* start THE RECORDS *

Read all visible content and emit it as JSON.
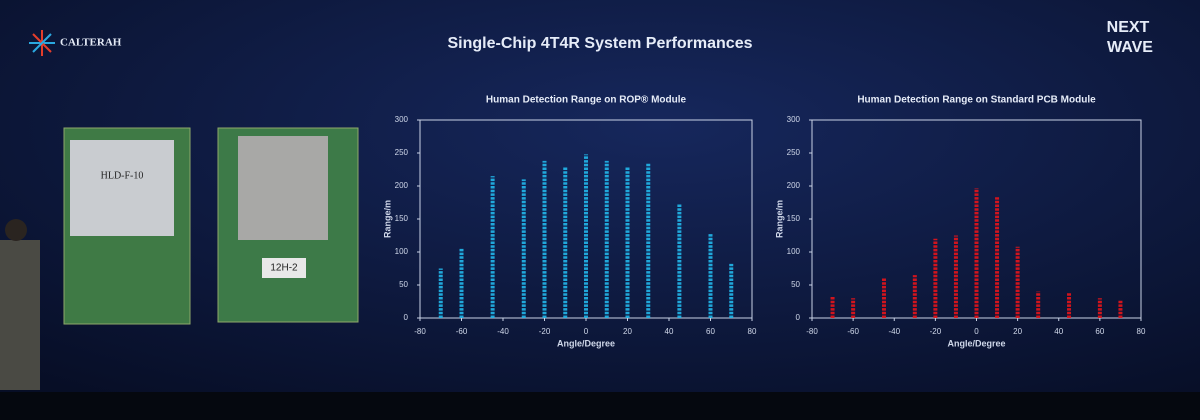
{
  "slide": {
    "title": "Single-Chip 4T4R System Performances",
    "logo": "CALTERAH",
    "event_top": "NEXT",
    "event_bottom": "WAVE",
    "board_1_label": "HLD-F-10",
    "board_2_label": "12H-2"
  },
  "chart_data": [
    {
      "type": "strip",
      "title": "Human Detection Range on ROP® Module",
      "x_label": "Angle/Degree",
      "y_label": "Range/m",
      "x": [
        -70,
        -60,
        -45,
        -30,
        -20,
        -10,
        0,
        10,
        20,
        30,
        45,
        60,
        70
      ],
      "values": [
        75,
        105,
        215,
        210,
        238,
        228,
        248,
        238,
        228,
        235,
        172,
        128,
        82
      ],
      "color": "#22b8ec",
      "xlim": [
        -80,
        80
      ],
      "xticks": [
        -80,
        -60,
        -40,
        -20,
        0,
        20,
        40,
        60,
        80
      ],
      "ylim": [
        0,
        300
      ],
      "yticks": [
        0,
        50,
        100,
        150,
        200,
        250,
        300
      ]
    },
    {
      "type": "strip",
      "title": "Human Detection Range on Standard PCB Module",
      "x_label": "Angle/Degree",
      "y_label": "Range/m",
      "x": [
        -70,
        -60,
        -45,
        -30,
        -20,
        -10,
        0,
        10,
        20,
        30,
        45,
        60,
        70
      ],
      "values": [
        32,
        30,
        60,
        65,
        120,
        125,
        197,
        183,
        108,
        40,
        38,
        30,
        28
      ],
      "color": "#e8141a",
      "xlim": [
        -80,
        80
      ],
      "xticks": [
        -80,
        -60,
        -40,
        -20,
        0,
        20,
        40,
        60,
        80
      ],
      "ylim": [
        0,
        300
      ],
      "yticks": [
        0,
        50,
        100,
        150,
        200,
        250,
        300
      ]
    }
  ]
}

* end THE RECORDS *

TASK TO COMPLETE => All of the entries above should be copied exactly, except for the pictures.

TASK OUTPUT =>
Read all visible content and emit it as JSON.
{
  "slide": {
    "title": "Single-Chip 4T4R System Performances",
    "logo": "CALTERAH",
    "event_top": "NEXT",
    "event_bottom": "WAVE",
    "board_1_label": "HLD-F-10",
    "board_2_label": "12H-2"
  },
  "chart_data": [
    {
      "type": "strip",
      "title": "Human Detection Range on ROP® Module",
      "x_label": "Angle/Degree",
      "y_label": "Range/m",
      "x": [
        -70,
        -60,
        -45,
        -30,
        -20,
        -10,
        0,
        10,
        20,
        30,
        45,
        60,
        70
      ],
      "values": [
        75,
        105,
        215,
        210,
        238,
        228,
        248,
        238,
        228,
        235,
        172,
        128,
        82
      ],
      "color": "#22b8ec",
      "xlim": [
        -80,
        80
      ],
      "xticks": [
        -80,
        -60,
        -40,
        -20,
        0,
        20,
        40,
        60,
        80
      ],
      "ylim": [
        0,
        300
      ],
      "yticks": [
        0,
        50,
        100,
        150,
        200,
        250,
        300
      ]
    },
    {
      "type": "strip",
      "title": "Human Detection Range on Standard PCB Module",
      "x_label": "Angle/Degree",
      "y_label": "Range/m",
      "x": [
        -70,
        -60,
        -45,
        -30,
        -20,
        -10,
        0,
        10,
        20,
        30,
        45,
        60,
        70
      ],
      "values": [
        32,
        30,
        60,
        65,
        120,
        125,
        197,
        183,
        108,
        40,
        38,
        30,
        28
      ],
      "color": "#e8141a",
      "xlim": [
        -80,
        80
      ],
      "xticks": [
        -80,
        -60,
        -40,
        -20,
        0,
        20,
        40,
        60,
        80
      ],
      "ylim": [
        0,
        300
      ],
      "yticks": [
        0,
        50,
        100,
        150,
        200,
        250,
        300
      ]
    }
  ]
}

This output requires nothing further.